- **INSTRUCTIONS TO FOLLOW**: Repeat the records below exactly.

- **EXERCISE MATERIAL**:
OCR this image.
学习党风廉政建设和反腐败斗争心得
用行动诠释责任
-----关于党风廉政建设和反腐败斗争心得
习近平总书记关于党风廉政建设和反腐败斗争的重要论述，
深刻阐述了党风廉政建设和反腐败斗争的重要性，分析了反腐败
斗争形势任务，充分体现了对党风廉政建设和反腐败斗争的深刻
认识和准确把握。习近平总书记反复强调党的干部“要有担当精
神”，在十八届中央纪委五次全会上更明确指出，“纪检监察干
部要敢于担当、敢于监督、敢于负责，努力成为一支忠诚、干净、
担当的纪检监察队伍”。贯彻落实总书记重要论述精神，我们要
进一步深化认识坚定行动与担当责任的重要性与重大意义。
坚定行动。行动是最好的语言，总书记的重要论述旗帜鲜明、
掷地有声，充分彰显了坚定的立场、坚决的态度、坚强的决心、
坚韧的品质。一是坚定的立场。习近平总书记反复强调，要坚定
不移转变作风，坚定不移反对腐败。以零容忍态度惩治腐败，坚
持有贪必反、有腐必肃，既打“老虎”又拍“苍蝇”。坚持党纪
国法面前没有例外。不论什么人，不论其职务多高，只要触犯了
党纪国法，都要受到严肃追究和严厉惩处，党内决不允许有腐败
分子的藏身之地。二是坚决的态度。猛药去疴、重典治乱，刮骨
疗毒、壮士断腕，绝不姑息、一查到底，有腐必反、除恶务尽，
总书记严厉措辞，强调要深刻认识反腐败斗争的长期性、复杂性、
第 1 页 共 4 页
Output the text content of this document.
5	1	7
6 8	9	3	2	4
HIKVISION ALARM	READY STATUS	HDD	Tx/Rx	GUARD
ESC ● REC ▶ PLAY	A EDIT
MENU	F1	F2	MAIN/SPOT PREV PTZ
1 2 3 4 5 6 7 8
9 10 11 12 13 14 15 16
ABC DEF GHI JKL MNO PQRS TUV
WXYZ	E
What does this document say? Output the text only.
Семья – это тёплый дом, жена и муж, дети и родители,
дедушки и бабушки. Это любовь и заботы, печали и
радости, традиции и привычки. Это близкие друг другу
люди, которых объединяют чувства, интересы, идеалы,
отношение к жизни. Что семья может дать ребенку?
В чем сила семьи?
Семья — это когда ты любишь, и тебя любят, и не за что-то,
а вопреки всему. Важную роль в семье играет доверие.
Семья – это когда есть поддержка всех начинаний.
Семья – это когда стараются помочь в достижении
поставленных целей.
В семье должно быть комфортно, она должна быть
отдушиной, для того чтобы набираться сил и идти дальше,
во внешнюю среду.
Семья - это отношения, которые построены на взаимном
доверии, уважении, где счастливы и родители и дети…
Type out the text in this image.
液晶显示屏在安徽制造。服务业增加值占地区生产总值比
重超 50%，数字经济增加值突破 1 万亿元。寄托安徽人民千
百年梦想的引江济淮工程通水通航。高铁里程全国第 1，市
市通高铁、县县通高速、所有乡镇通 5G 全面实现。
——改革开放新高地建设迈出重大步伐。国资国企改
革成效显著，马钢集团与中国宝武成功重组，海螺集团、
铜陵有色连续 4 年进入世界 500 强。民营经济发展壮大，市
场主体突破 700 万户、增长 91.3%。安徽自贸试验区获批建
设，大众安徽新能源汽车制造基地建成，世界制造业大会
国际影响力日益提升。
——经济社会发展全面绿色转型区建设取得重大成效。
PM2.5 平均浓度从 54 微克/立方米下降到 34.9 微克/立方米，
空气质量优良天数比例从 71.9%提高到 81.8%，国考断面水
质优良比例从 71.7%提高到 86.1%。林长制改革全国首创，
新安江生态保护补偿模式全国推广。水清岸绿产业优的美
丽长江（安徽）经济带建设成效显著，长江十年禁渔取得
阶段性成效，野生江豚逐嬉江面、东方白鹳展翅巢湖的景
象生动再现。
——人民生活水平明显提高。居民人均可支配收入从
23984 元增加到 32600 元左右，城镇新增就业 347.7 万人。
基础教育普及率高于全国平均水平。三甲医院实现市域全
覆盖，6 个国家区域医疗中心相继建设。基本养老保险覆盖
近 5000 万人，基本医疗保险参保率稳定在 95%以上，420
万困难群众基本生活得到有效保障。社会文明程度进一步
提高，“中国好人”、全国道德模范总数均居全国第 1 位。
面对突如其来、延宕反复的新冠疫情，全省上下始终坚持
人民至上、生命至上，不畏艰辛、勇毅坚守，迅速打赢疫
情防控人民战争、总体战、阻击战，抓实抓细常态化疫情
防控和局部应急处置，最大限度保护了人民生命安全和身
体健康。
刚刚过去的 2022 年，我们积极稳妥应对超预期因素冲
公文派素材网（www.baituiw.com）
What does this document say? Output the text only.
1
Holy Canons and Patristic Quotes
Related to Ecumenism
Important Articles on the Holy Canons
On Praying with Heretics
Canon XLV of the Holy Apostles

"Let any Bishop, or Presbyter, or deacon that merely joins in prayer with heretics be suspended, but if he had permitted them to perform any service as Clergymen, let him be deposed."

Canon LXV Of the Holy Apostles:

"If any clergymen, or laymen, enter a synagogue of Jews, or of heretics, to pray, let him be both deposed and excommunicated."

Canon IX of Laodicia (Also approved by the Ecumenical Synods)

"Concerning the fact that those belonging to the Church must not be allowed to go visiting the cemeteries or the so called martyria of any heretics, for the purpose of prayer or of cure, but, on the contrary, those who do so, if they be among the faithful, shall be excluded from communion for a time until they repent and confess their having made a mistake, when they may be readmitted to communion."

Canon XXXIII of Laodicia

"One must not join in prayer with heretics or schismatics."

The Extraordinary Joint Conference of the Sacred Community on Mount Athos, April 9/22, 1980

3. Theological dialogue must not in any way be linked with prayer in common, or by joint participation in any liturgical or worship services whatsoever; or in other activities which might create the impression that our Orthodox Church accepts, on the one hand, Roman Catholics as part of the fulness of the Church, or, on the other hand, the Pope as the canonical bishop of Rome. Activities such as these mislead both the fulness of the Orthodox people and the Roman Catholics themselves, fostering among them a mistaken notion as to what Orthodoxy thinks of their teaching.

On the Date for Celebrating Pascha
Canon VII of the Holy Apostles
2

- **RESULT BELOW**:
OCR this image.
学习党风廉政建设和反腐败斗争心得
用行动诠释责任
-----关于党风廉政建设和反腐败斗争心得
习近平总书记关于党风廉政建设和反腐败斗争的重要论述，
深刻阐述了党风廉政建设和反腐败斗争的重要性，分析了反腐败
斗争形势任务，充分体现了对党风廉政建设和反腐败斗争的深刻
认识和准确把握。习近平总书记反复强调党的干部“要有担当精
神”，在十八届中央纪委五次全会上更明确指出，“纪检监察干
部要敢于担当、敢于监督、敢于负责，努力成为一支忠诚、干净、
担当的纪检监察队伍”。贯彻落实总书记重要论述精神，我们要
进一步深化认识坚定行动与担当责任的重要性与重大意义。
坚定行动。行动是最好的语言，总书记的重要论述旗帜鲜明、
掷地有声，充分彰显了坚定的立场、坚决的态度、坚强的决心、
坚韧的品质。一是坚定的立场。习近平总书记反复强调，要坚定
不移转变作风，坚定不移反对腐败。以零容忍态度惩治腐败，坚
持有贪必反、有腐必肃，既打“老虎”又拍“苍蝇”。坚持党纪
国法面前没有例外。不论什么人，不论其职务多高，只要触犯了
党纪国法，都要受到严肃追究和严厉惩处，党内决不允许有腐败
分子的藏身之地。二是坚决的态度。猛药去疴、重典治乱，刮骨
疗毒、壮士断腕，绝不姑息、一查到底，有腐必反、除恶务尽，
总书记严厉措辞，强调要深刻认识反腐败斗争的长期性、复杂性、
第 1 页 共 4 页
Output the text content of this document.
5	1	7
6 8	9	3	2	4
HIKVISION ALARM	READY STATUS	HDD	Tx/Rx	GUARD
ESC ● REC ▶ PLAY	A EDIT
MENU	F1	F2	MAIN/SPOT PREV PTZ
1 2 3 4 5 6 7 8
9 10 11 12 13 14 15 16
ABC DEF GHI JKL MNO PQRS TUV
WXYZ	E
What does this document say? Output the text only.
Семья – это тёплый дом, жена и муж, дети и родители,
дедушки и бабушки. Это любовь и заботы, печали и
радости, традиции и привычки. Это близкие друг другу
люди, которых объединяют чувства, интересы, идеалы,
отношение к жизни. Что семья может дать ребенку?
В чем сила семьи?
Семья — это когда ты любишь, и тебя любят, и не за что-то,
а вопреки всему. Важную роль в семье играет доверие.
Семья – это когда есть поддержка всех начинаний.
Семья – это когда стараются помочь в достижении
поставленных целей.
В семье должно быть комфортно, она должна быть
отдушиной, для того чтобы набираться сил и идти дальше,
во внешнюю среду.
Семья - это отношения, которые построены на взаимном
доверии, уважении, где счастливы и родители и дети…
Type out the text in this image.
液晶显示屏在安徽制造。服务业增加值占地区生产总值比
重超 50%，数字经济增加值突破 1 万亿元。寄托安徽人民千
百年梦想的引江济淮工程通水通航。高铁里程全国第 1，市
市通高铁、县县通高速、所有乡镇通 5G 全面实现。
——改革开放新高地建设迈出重大步伐。国资国企改
革成效显著，马钢集团与中国宝武成功重组，海螺集团、
铜陵有色连续 4 年进入世界 500 强。民营经济发展壮大，市
场主体突破 700 万户、增长 91.3%。安徽自贸试验区获批建
设，大众安徽新能源汽车制造基地建成，世界制造业大会
国际影响力日益提升。
——经济社会发展全面绿色转型区建设取得重大成效。
PM2.5 平均浓度从 54 微克/立方米下降到 34.9 微克/立方米，
空气质量优良天数比例从 71.9%提高到 81.8%，国考断面水
质优良比例从 71.7%提高到 86.1%。林长制改革全国首创，
新安江生态保护补偿模式全国推广。水清岸绿产业优的美
丽长江（安徽）经济带建设成效显著，长江十年禁渔取得
阶段性成效，野生江豚逐嬉江面、东方白鹳展翅巢湖的景
象生动再现。
——人民生活水平明显提高。居民人均可支配收入从
23984 元增加到 32600 元左右，城镇新增就业 347.7 万人。
基础教育普及率高于全国平均水平。三甲医院实现市域全
覆盖，6 个国家区域医疗中心相继建设。基本养老保险覆盖
近 5000 万人，基本医疗保险参保率稳定在 95%以上，420
万困难群众基本生活得到有效保障。社会文明程度进一步
提高，“中国好人”、全国道德模范总数均居全国第 1 位。
面对突如其来、延宕反复的新冠疫情，全省上下始终坚持
人民至上、生命至上，不畏艰辛、勇毅坚守，迅速打赢疫
情防控人民战争、总体战、阻击战，抓实抓细常态化疫情
防控和局部应急处置，最大限度保护了人民生命安全和身
体健康。
刚刚过去的 2022 年，我们积极稳妥应对超预期因素冲
公文派素材网（www.baituiw.com）
What does this document say? Output the text only.
1
Holy Canons and Patristic Quotes
Related to Ecumenism
Important Articles on the Holy Canons
On Praying with Heretics
Canon XLV of the Holy Apostles

"Let any Bishop, or Presbyter, or deacon that merely joins in prayer with heretics be suspended, but if he had permitted them to perform any service as Clergymen, let him be deposed."

Canon LXV Of the Holy Apostles:

"If any clergymen, or laymen, enter a synagogue of Jews, or of heretics, to pray, let him be both deposed and excommunicated."

Canon IX of Laodicia (Also approved by the Ecumenical Synods)

"Concerning the fact that those belonging to the Church must not be allowed to go visiting the cemeteries or the so called martyria of any heretics, for the purpose of prayer or of cure, but, on the contrary, those who do so, if they be among the faithful, shall be excluded from communion for a time until they repent and confess their having made a mistake, when they may be readmitted to communion."

Canon XXXIII of Laodicia

"One must not join in prayer with heretics or schismatics."

The Extraordinary Joint Conference of the Sacred Community on Mount Athos, April 9/22, 1980

3. Theological dialogue must not in any way be linked with prayer in common, or by joint participation in any liturgical or worship services whatsoever; or in other activities which might create the impression that our Orthodox Church accepts, on the one hand, Roman Catholics as part of the fulness of the Church, or, on the other hand, the Pope as the canonical bishop of Rome. Activities such as these mislead both the fulness of the Orthodox people and the Roman Catholics themselves, fostering among them a mistaken notion as to what Orthodoxy thinks of their teaching.

On the Date for Celebrating Pascha
Canon VII of the Holy Apostles
2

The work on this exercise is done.